Activity -
According to the text on GameStop's third-quarter results, what were the company's GAAP earnings per share for the quarter?

Supplied text -
================

Video game and consumer electronic retailer GameStop (GME
13.85, -0.78, -5.34%) opened more than 11% lower on the final trading day of November
after the company trimmed fiscal 2018 guidance and forecasted lower than
expected fourth quarter earnings in reaction to sales skewing more heavily
toward hardware than initially planned.
The company’s lowered outlook outweighed an otherwise strong third quarter. In that vein, Q3 earnings, excluding some non-operating impairment charges, were $0.67 per share. GAAP earnings were $0.59 per share.
Gross margins were down 160 basis points to 33.1%, primarily due to the growth in the sales of lower-margin categories.
Total global Q3 sales were up 4.8% (increased 6.3% in constant currency) to $2.08 bln, resulting in better than expected consolidated comparable store sales increase of 2.1% (3.4% increase in the U.S. and 0.5% decrease internationally). Management highlighted that the increase in Q3 comp sales was driven by a stronger software line up this quarter, including several marquee titles that were released earlier in the calendar compared to last year.

================

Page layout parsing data

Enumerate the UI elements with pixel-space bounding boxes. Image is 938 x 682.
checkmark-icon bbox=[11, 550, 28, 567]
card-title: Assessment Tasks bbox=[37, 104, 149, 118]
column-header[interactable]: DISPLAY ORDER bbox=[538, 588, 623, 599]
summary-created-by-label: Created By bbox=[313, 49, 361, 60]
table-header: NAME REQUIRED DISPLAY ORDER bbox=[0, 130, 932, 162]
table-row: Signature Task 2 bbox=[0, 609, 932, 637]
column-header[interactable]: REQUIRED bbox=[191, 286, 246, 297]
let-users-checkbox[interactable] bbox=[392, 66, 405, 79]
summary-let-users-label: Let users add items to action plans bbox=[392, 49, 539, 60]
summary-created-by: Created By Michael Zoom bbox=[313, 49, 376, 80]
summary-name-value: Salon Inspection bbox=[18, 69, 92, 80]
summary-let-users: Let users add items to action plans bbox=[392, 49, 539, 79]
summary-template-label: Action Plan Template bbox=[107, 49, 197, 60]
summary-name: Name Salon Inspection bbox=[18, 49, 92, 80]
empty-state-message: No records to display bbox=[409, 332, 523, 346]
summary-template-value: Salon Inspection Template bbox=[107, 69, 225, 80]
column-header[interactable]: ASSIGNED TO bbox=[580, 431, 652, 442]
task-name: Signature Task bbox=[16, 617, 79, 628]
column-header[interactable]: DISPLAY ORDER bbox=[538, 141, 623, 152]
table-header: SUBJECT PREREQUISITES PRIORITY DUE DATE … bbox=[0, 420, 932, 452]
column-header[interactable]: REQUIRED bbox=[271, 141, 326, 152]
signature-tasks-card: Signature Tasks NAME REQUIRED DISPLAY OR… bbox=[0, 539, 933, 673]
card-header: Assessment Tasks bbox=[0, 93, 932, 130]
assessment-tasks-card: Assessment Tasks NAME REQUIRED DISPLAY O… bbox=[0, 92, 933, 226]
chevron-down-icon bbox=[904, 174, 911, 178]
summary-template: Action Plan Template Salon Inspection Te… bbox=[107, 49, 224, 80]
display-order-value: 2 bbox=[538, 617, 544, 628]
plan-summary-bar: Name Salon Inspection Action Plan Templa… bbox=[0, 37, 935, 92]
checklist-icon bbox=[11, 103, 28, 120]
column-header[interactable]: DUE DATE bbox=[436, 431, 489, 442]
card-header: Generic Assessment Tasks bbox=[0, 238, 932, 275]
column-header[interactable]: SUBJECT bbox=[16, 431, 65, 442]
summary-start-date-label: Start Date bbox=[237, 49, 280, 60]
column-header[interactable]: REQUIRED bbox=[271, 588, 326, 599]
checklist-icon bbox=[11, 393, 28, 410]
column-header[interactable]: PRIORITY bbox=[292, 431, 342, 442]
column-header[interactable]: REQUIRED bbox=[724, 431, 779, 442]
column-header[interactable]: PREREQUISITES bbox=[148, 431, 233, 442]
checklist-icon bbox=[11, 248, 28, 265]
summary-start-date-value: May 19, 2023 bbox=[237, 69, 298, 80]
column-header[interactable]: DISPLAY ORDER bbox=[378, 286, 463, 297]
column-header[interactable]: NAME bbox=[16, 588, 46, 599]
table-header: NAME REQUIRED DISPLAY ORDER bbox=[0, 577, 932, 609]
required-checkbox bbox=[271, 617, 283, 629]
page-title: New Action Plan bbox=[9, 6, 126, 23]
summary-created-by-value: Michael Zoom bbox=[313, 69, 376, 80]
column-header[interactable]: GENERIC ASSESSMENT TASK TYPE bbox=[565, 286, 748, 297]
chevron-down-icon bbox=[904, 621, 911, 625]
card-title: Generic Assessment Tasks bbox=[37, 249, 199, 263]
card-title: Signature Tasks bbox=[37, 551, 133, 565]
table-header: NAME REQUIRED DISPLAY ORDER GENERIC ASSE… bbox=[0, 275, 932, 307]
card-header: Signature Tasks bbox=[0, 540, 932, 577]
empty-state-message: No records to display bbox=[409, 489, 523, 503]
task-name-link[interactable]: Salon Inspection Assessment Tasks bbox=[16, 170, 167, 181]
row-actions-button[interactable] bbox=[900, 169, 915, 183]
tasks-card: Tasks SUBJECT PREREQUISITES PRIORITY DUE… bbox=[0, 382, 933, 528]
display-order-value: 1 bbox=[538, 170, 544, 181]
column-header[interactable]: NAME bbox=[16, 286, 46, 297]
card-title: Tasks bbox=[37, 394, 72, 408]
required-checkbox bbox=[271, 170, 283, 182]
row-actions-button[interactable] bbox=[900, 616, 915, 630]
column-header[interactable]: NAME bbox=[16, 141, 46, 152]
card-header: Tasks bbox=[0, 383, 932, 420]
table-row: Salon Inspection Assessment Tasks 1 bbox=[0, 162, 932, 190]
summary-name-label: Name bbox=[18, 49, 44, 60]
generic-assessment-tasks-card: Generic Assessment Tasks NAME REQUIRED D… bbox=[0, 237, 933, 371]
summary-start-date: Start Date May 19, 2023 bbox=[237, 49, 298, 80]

================

Solved problem -
$0.59 per share.